▶ [TEXT]:
────────────────────────────────────────
Re: [Factor-talk] A protocol for sets

Daniel Ehrenberg Tue, 16 Mar 2010 17:45:47 -0700

Since no one objected, I pushed the sets to the main repository. There
are still the conjoin, conjoin-at and unique words, because not all
code has been updated to use sets rather than hashtables. I added two
additional words, within and without, which generalize the old
intersect and diff in a slightly different way, preserving duplication
in the first input.


Dan

On Sat, Feb 27, 2010 at 1:34 AM, Daniel Ehrenberg <[email protected]> wrote:
> I've been working on this sets project for a little bit. Now, in the
> bags branch of my repository, the sets have replaced the core sets
> vocabulary. The main thing left at this point is updating all of the
> libraries to use the new sets. In their current form, I have three
> words (prune, conjoin, conjoin-at and unique) which I want to
> eliminate in favor of new set-based words (members, adjoin, adjoin-at
> and <hash-set>, respectively). But this will be a bit of work to
> update all the code in the repository, since this is a little more
> complicated than just changing names--assoc operations must be
> replaced with their equivalent set operations, and doing this requires
> some understanding of the flow of data of the program. If anyone wants
> to help update their own code, I would be grateful for the help: you
> will probably find the update easier than me to do, and it will give
> you a chance to learn about the new sets.
────────────────────────────────────────
▶ [INSTRUCTIONS TO FOLLOW]: Pick up the mailing-list post on the new Factor sets right after its last sentence and keep writing it.
────────────────────────────────────────
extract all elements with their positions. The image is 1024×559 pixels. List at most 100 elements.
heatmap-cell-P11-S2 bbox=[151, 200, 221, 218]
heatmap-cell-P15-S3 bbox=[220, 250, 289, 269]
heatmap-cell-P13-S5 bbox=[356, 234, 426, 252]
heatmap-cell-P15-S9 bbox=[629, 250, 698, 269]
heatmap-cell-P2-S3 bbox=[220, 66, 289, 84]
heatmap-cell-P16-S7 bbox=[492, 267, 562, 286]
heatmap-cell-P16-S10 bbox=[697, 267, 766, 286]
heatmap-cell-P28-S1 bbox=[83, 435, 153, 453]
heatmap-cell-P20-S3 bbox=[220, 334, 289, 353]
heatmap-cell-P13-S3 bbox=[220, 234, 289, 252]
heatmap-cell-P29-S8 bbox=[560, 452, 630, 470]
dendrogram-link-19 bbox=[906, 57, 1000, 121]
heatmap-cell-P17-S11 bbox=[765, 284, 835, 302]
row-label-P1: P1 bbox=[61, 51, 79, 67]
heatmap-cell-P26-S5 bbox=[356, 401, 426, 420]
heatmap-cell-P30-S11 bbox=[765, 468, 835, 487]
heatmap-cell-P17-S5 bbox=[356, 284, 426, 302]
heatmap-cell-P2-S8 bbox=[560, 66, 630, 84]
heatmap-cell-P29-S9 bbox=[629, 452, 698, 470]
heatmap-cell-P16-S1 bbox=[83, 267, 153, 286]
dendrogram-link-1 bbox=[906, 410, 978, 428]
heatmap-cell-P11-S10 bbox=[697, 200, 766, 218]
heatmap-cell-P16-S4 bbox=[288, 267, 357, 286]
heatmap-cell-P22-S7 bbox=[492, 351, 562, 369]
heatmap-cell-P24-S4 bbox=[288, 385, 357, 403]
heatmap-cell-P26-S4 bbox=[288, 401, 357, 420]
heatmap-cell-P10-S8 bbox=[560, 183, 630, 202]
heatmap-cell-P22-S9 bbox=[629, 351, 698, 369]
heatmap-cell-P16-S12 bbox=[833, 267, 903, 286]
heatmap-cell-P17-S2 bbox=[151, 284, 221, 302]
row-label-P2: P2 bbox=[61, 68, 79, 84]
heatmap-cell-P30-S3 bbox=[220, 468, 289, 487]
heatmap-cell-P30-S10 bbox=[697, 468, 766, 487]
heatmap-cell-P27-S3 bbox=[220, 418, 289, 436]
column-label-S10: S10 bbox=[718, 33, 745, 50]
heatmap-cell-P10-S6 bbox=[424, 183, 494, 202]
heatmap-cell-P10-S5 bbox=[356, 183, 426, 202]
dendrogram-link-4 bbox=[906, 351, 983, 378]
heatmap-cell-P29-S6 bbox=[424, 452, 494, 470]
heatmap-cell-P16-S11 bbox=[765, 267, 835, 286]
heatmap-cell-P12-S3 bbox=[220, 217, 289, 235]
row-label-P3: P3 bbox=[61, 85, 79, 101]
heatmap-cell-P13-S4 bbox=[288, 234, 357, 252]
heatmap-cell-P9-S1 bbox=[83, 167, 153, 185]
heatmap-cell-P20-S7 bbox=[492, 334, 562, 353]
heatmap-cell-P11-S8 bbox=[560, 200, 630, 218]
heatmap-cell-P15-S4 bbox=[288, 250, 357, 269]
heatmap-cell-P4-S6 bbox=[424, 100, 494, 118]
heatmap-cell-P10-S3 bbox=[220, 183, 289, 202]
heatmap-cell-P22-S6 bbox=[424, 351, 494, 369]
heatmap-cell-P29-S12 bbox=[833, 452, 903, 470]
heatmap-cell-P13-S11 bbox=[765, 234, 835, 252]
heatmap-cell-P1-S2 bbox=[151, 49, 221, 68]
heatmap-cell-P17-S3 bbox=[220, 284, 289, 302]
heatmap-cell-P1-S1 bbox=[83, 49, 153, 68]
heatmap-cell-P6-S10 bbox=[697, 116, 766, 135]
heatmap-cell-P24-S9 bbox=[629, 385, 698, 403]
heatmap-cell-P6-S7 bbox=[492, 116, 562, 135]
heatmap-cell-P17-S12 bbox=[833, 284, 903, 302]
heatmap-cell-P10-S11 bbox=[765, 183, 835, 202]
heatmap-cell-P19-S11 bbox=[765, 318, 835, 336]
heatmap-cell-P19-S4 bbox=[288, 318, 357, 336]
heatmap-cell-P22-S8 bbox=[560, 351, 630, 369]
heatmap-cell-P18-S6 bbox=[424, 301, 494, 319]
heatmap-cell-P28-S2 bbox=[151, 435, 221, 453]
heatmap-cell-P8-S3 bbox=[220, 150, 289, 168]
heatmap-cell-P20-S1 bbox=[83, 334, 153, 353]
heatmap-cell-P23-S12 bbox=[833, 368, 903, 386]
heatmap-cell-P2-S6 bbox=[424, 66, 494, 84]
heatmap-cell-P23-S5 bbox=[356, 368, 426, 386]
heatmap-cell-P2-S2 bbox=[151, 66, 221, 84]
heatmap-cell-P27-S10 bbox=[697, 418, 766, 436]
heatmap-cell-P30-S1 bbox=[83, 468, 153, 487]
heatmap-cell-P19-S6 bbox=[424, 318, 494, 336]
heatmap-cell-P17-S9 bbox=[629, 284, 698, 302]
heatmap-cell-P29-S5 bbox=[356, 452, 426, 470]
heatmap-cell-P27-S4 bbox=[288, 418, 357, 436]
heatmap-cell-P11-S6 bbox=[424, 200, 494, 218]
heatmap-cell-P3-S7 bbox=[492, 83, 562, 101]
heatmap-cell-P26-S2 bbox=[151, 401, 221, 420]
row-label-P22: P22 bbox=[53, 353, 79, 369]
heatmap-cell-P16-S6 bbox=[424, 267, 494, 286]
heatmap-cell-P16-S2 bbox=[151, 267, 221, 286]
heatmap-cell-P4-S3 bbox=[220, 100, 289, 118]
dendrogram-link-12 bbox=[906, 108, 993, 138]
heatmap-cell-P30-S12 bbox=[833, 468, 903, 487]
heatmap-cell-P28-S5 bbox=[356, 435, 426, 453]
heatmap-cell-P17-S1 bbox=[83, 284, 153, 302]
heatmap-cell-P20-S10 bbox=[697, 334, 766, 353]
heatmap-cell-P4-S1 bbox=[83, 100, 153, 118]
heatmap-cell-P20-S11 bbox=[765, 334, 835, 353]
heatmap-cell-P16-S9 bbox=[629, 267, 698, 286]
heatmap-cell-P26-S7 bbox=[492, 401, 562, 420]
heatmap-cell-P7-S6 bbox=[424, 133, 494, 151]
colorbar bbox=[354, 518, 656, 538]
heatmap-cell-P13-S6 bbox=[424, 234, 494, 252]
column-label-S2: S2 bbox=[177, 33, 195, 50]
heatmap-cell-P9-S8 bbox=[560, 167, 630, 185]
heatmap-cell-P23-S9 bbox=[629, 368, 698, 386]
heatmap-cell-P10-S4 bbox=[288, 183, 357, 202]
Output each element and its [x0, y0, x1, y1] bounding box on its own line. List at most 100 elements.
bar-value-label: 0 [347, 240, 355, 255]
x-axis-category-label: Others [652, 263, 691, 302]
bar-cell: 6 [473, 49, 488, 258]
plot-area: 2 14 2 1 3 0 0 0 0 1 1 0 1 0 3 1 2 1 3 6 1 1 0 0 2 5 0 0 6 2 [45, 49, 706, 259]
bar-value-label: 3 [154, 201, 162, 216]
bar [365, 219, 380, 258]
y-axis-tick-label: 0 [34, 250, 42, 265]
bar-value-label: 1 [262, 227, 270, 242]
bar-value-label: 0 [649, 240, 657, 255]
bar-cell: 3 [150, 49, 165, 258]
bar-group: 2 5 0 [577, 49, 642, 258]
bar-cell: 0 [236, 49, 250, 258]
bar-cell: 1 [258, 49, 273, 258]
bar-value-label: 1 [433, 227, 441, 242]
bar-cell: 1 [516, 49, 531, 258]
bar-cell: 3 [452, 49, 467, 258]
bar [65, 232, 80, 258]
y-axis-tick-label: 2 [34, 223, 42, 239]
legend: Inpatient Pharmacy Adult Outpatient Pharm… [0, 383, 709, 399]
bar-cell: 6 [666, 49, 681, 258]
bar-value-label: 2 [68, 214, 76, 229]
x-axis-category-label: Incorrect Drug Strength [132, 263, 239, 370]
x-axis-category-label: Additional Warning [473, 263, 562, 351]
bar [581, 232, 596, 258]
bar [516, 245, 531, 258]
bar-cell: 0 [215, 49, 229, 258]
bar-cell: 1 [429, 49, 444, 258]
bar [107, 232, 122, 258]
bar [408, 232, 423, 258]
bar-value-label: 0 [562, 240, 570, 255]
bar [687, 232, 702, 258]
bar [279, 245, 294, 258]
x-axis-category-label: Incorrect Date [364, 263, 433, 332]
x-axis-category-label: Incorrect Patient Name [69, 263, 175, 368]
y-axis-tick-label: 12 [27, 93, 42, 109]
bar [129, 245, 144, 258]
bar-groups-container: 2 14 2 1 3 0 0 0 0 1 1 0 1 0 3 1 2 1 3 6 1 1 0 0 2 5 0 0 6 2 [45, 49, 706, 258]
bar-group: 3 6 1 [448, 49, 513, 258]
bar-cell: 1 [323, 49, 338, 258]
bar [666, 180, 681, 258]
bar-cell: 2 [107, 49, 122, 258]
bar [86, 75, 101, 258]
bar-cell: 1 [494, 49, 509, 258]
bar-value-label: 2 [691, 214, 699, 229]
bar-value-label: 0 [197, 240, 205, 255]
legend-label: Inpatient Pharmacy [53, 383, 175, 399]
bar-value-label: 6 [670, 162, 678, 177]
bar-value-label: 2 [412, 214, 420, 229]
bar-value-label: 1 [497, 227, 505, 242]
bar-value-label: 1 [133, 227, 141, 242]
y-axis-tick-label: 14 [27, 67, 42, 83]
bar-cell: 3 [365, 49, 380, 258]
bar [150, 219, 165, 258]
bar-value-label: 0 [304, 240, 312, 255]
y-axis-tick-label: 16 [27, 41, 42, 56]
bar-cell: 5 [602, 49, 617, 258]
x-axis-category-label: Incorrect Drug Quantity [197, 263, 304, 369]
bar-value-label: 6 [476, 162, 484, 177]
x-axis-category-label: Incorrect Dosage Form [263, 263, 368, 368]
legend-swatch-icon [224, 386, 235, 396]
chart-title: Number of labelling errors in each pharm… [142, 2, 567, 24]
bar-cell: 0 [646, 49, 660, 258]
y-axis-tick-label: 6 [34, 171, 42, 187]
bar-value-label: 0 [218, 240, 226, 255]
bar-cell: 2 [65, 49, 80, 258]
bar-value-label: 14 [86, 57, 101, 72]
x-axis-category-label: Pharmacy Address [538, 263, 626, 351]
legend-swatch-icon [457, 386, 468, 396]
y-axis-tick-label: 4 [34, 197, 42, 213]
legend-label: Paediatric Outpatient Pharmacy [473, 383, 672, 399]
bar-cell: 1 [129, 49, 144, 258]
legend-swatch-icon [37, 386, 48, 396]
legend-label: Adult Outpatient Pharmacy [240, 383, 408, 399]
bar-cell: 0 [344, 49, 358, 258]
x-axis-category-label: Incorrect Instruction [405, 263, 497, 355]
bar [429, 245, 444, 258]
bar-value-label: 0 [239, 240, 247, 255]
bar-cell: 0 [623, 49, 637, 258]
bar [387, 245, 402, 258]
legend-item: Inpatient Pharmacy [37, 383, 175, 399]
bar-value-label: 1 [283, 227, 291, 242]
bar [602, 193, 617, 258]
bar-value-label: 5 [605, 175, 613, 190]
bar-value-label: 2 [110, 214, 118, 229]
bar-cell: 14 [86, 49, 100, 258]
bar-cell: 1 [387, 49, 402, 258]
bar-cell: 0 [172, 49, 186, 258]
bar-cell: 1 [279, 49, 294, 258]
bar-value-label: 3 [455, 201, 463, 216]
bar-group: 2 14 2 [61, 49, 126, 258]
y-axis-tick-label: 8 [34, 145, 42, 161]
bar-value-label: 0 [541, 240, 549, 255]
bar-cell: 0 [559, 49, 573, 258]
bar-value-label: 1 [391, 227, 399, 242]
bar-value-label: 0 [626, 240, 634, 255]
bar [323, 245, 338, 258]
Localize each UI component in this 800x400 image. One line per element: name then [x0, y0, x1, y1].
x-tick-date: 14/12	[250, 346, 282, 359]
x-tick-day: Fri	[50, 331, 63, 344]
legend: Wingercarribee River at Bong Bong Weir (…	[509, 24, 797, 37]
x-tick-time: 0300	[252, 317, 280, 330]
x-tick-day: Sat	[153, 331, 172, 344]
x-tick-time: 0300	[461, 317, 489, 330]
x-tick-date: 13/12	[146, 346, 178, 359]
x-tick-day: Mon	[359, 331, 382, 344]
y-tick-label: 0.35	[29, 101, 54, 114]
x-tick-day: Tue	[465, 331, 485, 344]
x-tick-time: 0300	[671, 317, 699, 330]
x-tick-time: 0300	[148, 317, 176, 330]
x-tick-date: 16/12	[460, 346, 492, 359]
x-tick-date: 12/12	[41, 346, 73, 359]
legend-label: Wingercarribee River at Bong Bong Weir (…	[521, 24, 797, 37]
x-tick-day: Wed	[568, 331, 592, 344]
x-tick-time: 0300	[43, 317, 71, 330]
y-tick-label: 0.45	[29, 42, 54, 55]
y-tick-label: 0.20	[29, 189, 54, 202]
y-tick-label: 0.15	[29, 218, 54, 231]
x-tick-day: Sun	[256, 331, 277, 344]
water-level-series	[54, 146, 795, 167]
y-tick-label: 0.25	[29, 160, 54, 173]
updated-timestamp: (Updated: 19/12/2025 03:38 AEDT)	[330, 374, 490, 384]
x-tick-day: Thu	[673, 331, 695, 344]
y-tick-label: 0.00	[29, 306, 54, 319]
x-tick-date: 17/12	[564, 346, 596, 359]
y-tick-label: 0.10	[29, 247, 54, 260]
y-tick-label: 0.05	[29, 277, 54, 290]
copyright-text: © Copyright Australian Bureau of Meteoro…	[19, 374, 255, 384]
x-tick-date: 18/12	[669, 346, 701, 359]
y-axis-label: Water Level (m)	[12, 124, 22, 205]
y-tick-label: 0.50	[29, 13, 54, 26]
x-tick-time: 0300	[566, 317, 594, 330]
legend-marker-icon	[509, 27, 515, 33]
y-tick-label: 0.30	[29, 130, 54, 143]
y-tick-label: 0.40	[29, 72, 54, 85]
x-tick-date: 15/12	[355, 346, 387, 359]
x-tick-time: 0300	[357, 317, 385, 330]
────────────────────────────────────────
▶ [RESULT]:
>
> I apologize for the trouble that the backwards incompatiblity creates,
> but the new set protocol should make it easier to write and change
> code in the future. By not tying your code into a specific
> representation of a set, it should be much easier to change
> representations as the code evolves. On the end of set implementors,
> the protocol gives efficient utilities based on some simple primitive
> operations.
>
> Scripting languages often don't have the power that a well-designed
> class library provides, but Factor gives you the concise syntax and
> easy-to-manipulate datastructures of a scripting language together
> with something approaching the extensibility of more mature languages
> using the sequence, assoc and set protocols, among others. The
> high-profile efforts to give OCaml a new standard library and Java a
> new library of data structures demonstrate the importance of getting
> this right the first time.
>
> Note that if you have Factor code that is not included in the Factor
> repository, you will have to update this on your own if you want to
> update to the next version of Factor once this is merged in. You have
> a couple options: you can just copy the old sets defintions in, or you
> can think about how to make the minor changes it will take to actually
> use the new set protocol. Neither should take much effort.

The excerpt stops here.